#### BRIEF:
Every line that holds the string "text" is to be identified and copied.

#### DATA EXTRACT:
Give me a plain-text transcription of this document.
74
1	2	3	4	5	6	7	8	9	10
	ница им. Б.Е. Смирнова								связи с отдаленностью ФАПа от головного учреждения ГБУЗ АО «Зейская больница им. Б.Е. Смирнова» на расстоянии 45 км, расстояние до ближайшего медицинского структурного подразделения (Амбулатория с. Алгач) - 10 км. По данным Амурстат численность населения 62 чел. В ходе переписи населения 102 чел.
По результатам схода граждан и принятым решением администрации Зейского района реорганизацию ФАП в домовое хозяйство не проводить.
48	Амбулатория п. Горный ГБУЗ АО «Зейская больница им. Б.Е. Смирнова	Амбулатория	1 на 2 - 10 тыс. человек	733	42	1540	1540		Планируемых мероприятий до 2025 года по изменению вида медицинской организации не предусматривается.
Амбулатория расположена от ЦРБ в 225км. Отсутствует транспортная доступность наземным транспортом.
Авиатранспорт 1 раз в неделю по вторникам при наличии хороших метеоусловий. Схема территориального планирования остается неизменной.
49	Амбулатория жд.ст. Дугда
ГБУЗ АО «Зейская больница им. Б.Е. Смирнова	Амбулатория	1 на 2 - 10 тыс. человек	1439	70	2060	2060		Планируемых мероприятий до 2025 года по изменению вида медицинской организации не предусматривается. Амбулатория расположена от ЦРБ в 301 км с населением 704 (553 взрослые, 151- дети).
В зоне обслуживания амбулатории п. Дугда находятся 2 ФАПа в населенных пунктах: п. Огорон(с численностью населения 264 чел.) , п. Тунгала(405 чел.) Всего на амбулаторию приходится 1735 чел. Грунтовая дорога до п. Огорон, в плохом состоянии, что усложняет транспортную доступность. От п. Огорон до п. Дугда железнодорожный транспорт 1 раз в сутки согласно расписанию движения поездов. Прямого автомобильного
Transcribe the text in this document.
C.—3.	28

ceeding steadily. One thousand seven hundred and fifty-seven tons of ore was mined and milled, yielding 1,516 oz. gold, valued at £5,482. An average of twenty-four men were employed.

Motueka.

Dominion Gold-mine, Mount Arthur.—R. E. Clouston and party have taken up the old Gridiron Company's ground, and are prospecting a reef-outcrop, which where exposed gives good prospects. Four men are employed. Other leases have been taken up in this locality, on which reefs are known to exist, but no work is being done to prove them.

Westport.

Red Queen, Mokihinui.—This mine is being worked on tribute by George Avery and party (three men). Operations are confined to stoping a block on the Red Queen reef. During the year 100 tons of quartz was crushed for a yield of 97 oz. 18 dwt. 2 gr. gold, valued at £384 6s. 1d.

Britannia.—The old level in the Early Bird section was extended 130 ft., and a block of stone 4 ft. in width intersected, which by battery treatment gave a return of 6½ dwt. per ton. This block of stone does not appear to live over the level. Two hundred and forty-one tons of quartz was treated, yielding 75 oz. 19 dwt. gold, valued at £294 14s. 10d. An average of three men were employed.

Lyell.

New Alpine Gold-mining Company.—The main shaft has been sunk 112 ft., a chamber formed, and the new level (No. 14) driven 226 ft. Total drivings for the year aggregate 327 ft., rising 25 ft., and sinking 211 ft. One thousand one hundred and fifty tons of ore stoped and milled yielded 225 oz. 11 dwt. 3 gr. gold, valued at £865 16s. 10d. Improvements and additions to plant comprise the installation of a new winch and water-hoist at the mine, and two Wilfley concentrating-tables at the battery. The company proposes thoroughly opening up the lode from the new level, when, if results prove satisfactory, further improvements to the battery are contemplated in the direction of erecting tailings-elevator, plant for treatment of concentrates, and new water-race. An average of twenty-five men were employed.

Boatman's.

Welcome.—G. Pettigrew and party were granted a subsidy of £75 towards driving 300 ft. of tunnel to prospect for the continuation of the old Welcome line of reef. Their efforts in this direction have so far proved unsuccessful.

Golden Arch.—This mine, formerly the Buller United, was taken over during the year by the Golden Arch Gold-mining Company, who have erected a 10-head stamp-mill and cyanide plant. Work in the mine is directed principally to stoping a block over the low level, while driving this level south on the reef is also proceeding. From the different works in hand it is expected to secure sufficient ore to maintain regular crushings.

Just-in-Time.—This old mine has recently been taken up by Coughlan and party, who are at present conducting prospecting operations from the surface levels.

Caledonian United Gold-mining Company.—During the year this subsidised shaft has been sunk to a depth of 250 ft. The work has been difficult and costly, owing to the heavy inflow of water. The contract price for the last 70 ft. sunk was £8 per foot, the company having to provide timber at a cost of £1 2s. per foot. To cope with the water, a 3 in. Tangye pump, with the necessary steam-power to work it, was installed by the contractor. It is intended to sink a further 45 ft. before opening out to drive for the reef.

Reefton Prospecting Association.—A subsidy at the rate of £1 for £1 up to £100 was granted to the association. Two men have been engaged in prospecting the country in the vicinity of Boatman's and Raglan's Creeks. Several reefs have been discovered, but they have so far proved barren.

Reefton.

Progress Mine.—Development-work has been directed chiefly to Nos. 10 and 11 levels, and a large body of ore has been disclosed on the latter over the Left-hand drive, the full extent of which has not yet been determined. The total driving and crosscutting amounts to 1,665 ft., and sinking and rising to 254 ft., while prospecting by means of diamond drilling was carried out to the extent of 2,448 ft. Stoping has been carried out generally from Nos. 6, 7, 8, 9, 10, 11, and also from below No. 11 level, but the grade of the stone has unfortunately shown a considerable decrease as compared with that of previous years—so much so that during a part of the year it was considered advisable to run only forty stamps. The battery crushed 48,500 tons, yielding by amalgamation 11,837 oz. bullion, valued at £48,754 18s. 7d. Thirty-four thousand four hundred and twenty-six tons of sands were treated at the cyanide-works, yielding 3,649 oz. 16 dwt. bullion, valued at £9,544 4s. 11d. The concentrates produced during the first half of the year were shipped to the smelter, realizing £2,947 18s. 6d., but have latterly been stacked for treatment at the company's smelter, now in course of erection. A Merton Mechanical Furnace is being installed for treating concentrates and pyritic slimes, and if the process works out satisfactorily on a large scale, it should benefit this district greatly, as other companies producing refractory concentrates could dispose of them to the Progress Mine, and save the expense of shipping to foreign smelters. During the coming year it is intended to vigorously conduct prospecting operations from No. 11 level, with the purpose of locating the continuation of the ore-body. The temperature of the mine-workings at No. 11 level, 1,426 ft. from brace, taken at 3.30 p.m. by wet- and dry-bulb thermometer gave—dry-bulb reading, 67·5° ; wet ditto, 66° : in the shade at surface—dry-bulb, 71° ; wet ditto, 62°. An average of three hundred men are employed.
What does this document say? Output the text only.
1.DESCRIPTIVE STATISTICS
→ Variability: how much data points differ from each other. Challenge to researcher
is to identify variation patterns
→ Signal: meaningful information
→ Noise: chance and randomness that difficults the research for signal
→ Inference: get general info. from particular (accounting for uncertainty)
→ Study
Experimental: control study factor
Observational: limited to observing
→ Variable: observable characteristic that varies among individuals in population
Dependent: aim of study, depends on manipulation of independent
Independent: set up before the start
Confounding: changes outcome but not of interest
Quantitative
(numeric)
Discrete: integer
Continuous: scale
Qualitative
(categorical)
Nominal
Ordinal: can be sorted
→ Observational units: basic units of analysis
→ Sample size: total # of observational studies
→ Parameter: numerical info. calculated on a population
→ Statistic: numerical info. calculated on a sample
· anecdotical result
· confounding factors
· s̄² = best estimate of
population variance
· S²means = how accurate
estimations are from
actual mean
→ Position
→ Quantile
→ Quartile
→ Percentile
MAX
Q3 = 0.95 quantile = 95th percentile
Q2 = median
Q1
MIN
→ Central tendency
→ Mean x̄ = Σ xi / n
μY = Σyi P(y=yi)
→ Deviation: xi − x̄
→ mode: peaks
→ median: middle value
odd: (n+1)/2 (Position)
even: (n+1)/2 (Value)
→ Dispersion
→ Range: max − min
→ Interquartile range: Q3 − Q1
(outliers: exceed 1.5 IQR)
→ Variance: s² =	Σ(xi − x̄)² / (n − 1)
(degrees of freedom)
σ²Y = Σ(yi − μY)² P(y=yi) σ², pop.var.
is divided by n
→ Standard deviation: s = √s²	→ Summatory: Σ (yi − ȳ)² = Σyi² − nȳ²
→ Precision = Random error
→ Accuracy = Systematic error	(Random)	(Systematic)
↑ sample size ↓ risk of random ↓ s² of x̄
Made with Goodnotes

#### TASK RESULT:
Give me a plain-text transcription of this document.
Transcribe the text in this document.
What does this document say? Output the text only.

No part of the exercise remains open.